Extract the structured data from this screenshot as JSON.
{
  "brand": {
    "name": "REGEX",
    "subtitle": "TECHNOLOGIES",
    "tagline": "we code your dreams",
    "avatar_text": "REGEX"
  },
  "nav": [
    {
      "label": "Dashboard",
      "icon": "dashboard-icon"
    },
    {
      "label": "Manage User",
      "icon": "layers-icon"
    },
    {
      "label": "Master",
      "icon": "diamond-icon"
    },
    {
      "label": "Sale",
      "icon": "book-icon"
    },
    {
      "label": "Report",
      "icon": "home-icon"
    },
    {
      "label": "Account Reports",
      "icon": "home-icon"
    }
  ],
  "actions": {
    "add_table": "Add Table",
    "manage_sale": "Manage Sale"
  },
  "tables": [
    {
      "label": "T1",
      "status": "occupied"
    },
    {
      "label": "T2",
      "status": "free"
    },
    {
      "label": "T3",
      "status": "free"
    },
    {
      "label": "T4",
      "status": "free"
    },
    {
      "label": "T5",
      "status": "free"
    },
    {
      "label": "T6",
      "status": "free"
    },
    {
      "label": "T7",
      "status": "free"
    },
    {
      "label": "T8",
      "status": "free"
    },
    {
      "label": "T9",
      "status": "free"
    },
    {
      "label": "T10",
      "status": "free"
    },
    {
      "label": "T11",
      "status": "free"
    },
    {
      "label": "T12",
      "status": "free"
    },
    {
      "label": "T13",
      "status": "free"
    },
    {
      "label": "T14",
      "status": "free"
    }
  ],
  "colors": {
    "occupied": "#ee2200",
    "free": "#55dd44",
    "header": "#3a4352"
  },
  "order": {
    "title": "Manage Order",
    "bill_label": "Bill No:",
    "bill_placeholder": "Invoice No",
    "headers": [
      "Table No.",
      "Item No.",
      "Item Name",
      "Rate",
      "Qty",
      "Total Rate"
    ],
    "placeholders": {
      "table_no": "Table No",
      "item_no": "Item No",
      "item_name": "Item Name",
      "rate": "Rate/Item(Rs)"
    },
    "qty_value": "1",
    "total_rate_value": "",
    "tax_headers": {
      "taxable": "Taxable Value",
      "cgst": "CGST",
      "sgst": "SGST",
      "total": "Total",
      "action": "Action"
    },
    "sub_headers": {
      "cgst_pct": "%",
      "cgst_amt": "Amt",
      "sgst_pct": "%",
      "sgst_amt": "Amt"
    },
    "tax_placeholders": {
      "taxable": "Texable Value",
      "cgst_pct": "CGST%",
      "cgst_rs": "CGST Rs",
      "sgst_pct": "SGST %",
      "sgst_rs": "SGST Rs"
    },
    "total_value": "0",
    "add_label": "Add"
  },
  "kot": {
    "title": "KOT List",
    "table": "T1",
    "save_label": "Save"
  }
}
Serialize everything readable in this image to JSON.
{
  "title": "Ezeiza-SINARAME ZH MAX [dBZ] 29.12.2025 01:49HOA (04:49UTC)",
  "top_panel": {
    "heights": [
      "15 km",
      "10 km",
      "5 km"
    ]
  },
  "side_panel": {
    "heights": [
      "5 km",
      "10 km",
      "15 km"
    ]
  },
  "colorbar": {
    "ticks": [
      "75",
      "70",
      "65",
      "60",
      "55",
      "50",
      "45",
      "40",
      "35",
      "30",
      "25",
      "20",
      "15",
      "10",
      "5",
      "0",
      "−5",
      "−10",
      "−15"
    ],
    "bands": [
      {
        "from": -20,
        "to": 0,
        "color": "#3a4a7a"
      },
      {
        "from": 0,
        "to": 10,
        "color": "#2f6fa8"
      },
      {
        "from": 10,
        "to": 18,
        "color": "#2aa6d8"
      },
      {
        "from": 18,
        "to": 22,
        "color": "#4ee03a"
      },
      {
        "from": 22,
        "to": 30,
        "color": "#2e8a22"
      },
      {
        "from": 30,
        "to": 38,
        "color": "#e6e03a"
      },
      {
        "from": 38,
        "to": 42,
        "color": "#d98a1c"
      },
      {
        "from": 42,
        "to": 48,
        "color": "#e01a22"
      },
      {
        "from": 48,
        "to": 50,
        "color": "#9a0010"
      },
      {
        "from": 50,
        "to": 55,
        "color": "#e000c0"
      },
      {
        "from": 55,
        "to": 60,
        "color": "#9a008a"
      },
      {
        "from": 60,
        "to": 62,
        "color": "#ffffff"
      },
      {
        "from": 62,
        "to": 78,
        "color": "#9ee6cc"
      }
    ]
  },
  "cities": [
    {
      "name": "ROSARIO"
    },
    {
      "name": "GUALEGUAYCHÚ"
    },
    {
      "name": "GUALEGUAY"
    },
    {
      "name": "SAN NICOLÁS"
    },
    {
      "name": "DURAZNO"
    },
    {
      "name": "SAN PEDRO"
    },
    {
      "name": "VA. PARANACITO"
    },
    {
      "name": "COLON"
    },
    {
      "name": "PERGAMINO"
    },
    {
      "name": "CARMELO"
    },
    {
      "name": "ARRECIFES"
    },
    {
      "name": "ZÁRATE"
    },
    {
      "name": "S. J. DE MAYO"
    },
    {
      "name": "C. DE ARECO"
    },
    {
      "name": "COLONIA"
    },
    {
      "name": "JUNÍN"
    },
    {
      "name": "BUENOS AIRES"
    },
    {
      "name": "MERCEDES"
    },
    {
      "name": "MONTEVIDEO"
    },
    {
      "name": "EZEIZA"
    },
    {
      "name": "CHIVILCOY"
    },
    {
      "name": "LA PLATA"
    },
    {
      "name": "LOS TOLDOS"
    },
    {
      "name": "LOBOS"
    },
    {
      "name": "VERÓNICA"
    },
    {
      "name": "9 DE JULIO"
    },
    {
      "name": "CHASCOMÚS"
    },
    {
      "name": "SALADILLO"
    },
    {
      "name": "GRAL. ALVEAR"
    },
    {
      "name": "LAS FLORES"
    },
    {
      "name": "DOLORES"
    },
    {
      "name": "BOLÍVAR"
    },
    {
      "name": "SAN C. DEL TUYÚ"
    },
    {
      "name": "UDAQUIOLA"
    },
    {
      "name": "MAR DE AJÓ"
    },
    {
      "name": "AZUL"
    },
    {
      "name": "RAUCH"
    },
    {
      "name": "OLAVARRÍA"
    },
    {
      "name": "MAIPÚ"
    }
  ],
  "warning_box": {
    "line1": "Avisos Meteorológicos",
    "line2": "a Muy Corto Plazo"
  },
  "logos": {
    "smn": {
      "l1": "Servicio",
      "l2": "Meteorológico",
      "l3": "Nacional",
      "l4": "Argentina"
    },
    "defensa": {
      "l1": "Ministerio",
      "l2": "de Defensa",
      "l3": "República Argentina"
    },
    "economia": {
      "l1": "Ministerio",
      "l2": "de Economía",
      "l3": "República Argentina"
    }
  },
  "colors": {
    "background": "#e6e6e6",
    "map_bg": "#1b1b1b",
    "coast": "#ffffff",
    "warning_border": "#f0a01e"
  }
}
:::::
Exactly as written above, please repeat the entries.

Extract the structured data from this screenshot as JSON.
{
  "brand": {
    "name": "REGEX",
    "subtitle": "TECHNOLOGIES",
    "tagline": "we code your dreams",
    "avatar_text": "REGEX"
  },
  "nav": [
    {
      "label": "Dashboard",
      "icon": "dashboard-icon"
    },
    {
      "label": "Manage User",
      "icon": "layers-icon"
    },
    {
      "label": "Master",
      "icon": "diamond-icon"
    },
    {
      "label": "Sale",
      "icon": "book-icon"
    },
    {
      "label": "Report",
      "icon": "home-icon"
    },
    {
      "label": "Account Reports",
      "icon": "home-icon"
    }
  ],
  "actions": {
    "add_table": "Add Table",
    "manage_sale": "Manage Sale"
  },
  "tables": [
    {
      "label": "T1",
      "status": "occupied"
    },
    {
      "label": "T2",
      "status": "free"
    },
    {
      "label": "T3",
      "status": "free"
    },
    {
      "label": "T4",
      "status": "free"
    },
    {
      "label": "T5",
      "status": "free"
    },
    {
      "label": "T6",
      "status": "free"
    },
    {
      "label": "T7",
      "status": "free"
    },
    {
      "label": "T8",
      "status": "free"
    },
    {
      "label": "T9",
      "status": "free"
    },
    {
      "label": "T10",
      "status": "free"
    },
    {
      "label": "T11",
      "status": "free"
    },
    {
      "label": "T12",
      "status": "free"
    },
    {
      "label": "T13",
      "status": "free"
    },
    {
      "label": "T14",
      "status": "free"
    }
  ],
  "colors": {
    "occupied": "#ee2200",
    "free": "#55dd44",
    "header": "#3a4352"
  },
  "order": {
    "title": "Manage Order",
    "bill_label": "Bill No:",
    "bill_placeholder": "Invoice No",
    "headers": [
      "Table No.",
      "Item No.",
      "Item Name",
      "Rate",
      "Qty",
      "Total Rate"
    ],
    "placeholders": {
      "table_no": "Table No",
      "item_no": "Item No",
      "item_name": "Item Name",
      "rate": "Rate/Item(Rs)"
    },
    "qty_value": "1",
    "total_rate_value": "",
    "tax_headers": {
      "taxable": "Taxable Value",
      "cgst": "CGST",
      "sgst": "SGST",
      "total": "Total",
      "action": "Action"
    },
    "sub_headers": {
      "cgst_pct": "%",
      "cgst_amt": "Amt",
      "sgst_pct": "%",
      "sgst_amt": "Amt"
    },
    "tax_placeholders": {
      "taxable": "Texable Value",
      "cgst_pct": "CGST%",
      "cgst_rs": "CGST Rs",
      "sgst_pct": "SGST %",
      "sgst_rs": "SGST Rs"
    },
    "total_value": "0",
    "add_label": "Add"
  },
  "kot": {
    "title": "KOT List",
    "table": "T1",
    "save_label": "Save"
  }
}
Serialize everything readable in this image to JSON.
{
  "title": "Ezeiza-SINARAME ZH MAX [dBZ] 29.12.2025 01:49HOA (04:49UTC)",
  "top_panel": {
    "heights": [
      "15 km",
      "10 km",
      "5 km"
    ]
  },
  "side_panel": {
    "heights": [
      "5 km",
      "10 km",
      "15 km"
    ]
  },
  "colorbar": {
    "ticks": [
      "75",
      "70",
      "65",
      "60",
      "55",
      "50",
      "45",
      "40",
      "35",
      "30",
      "25",
      "20",
      "15",
      "10",
      "5",
      "0",
      "−5",
      "−10",
      "−15"
    ],
    "bands": [
      {
        "from": -20,
        "to": 0,
        "color": "#3a4a7a"
      },
      {
        "from": 0,
        "to": 10,
        "color": "#2f6fa8"
      },
      {
        "from": 10,
        "to": 18,
        "color": "#2aa6d8"
      },
      {
        "from": 18,
        "to": 22,
        "color": "#4ee03a"
      },
      {
        "from": 22,
        "to": 30,
        "color": "#2e8a22"
      },
      {
        "from": 30,
        "to": 38,
        "color": "#e6e03a"
      },
      {
        "from": 38,
        "to": 42,
        "color": "#d98a1c"
      },
      {
        "from": 42,
        "to": 48,
        "color": "#e01a22"
      },
      {
        "from": 48,
        "to": 50,
        "color": "#9a0010"
      },
      {
        "from": 50,
        "to": 55,
        "color": "#e000c0"
      },
      {
        "from": 55,
        "to": 60,
        "color": "#9a008a"
      },
      {
        "from": 60,
        "to": 62,
        "color": "#ffffff"
      },
      {
        "from": 62,
        "to": 78,
        "color": "#9ee6cc"
      }
    ]
  },
  "cities": [
    {
      "name": "ROSARIO"
    },
    {
      "name": "GUALEGUAYCHÚ"
    },
    {
      "name": "GUALEGUAY"
    },
    {
      "name": "SAN NICOLÁS"
    },
    {
      "name": "DURAZNO"
    },
    {
      "name": "SAN PEDRO"
    },
    {
      "name": "VA. PARANACITO"
    },
    {
      "name": "COLON"
    },
    {
      "name": "PERGAMINO"
    },
    {
      "name": "CARMELO"
    },
    {
      "name": "ARRECIFES"
    },
    {
      "name": "ZÁRATE"
    },
    {
      "name": "S. J. DE MAYO"
    },
    {
      "name": "C. DE ARECO"
    },
    {
      "name": "COLONIA"
    },
    {
      "name": "JUNÍN"
    },
    {
      "name": "BUENOS AIRES"
    },
    {
      "name": "MERCEDES"
    },
    {
      "name": "MONTEVIDEO"
    },
    {
      "name": "EZEIZA"
    },
    {
      "name": "CHIVILCOY"
    },
    {
      "name": "LA PLATA"
    },
    {
      "name": "LOS TOLDOS"
    },
    {
      "name": "LOBOS"
    },
    {
      "name": "VERÓNICA"
    },
    {
      "name": "9 DE JULIO"
    },
    {
      "name": "CHASCOMÚS"
    },
    {
      "name": "SALADILLO"
    },
    {
      "name": "GRAL. ALVEAR"
    },
    {
      "name": "LAS FLORES"
    },
    {
      "name": "DOLORES"
    },
    {
      "name": "BOLÍVAR"
    },
    {
      "name": "SAN C. DEL TUYÚ"
    },
    {
      "name": "UDAQUIOLA"
    },
    {
      "name": "MAR DE AJÓ"
    },
    {
      "name": "AZUL"
    },
    {
      "name": "RAUCH"
    },
    {
      "name": "OLAVARRÍA"
    },
    {
      "name": "MAIPÚ"
    }
  ],
  "warning_box": {
    "line1": "Avisos Meteorológicos",
    "line2": "a Muy Corto Plazo"
  },
  "logos": {
    "smn": {
      "l1": "Servicio",
      "l2": "Meteorológico",
      "l3": "Nacional",
      "l4": "Argentina"
    },
    "defensa": {
      "l1": "Ministerio",
      "l2": "de Defensa",
      "l3": "República Argentina"
    },
    "economia": {
      "l1": "Ministerio",
      "l2": "de Economía",
      "l3": "República Argentina"
    }
  },
  "colors": {
    "background": "#e6e6e6",
    "map_bg": "#1b1b1b",
    "coast": "#ffffff",
    "warning_border": "#f0a01e"
  }
}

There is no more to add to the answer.